[Stored data entries]

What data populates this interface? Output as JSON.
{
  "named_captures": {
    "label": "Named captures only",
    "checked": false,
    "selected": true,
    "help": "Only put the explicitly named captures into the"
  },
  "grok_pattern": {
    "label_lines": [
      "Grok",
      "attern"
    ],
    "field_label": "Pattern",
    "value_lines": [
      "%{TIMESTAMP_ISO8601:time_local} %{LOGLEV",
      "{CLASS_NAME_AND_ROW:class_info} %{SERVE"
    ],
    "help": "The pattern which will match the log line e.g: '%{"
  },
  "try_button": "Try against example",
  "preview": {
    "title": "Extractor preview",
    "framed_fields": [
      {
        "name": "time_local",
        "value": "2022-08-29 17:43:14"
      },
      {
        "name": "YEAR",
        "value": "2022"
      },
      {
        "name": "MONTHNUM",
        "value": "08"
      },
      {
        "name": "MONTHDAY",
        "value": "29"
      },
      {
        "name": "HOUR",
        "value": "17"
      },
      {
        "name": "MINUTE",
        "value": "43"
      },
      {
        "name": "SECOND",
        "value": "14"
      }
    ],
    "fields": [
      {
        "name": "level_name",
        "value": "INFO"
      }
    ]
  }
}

__Exercise description__
Repeat the entries exactly, all of them.

__Written response__
What data populates this interface? Output as JSON.
{
  "named_captures": {
    "label": "Named captures only",
    "checked": false,
    "selected": true,
    "help": "Only put the explicitly named captures into the"
  },
  "grok_pattern": {
    "label_lines": [
      "Grok",
      "attern"
    ],
    "field_label": "Pattern",
    "value_lines": [
      "%{TIMESTAMP_ISO8601:time_local} %{LOGLEV",
      "{CLASS_NAME_AND_ROW:class_info} %{SERVE"
    ],
    "help": "The pattern which will match the log line e.g: '%{"
  },
  "try_button": "Try against example",
  "preview": {
    "title": "Extractor preview",
    "framed_fields": [
      {
        "name": "time_local",
        "value": "2022-08-29 17:43:14"
      },
      {
        "name": "YEAR",
        "value": "2022"
      },
      {
        "name": "MONTHNUM",
        "value": "08"
      },
      {
        "name": "MONTHDAY",
        "value": "29"
      },
      {
        "name": "HOUR",
        "value": "17"
      },
      {
        "name": "MINUTE",
        "value": "43"
      },
      {
        "name": "SECOND",
        "value": "14"
      }
    ],
    "fields": [
      {
        "name": "level_name",
        "value": "INFO"
      }
    ]
  }
}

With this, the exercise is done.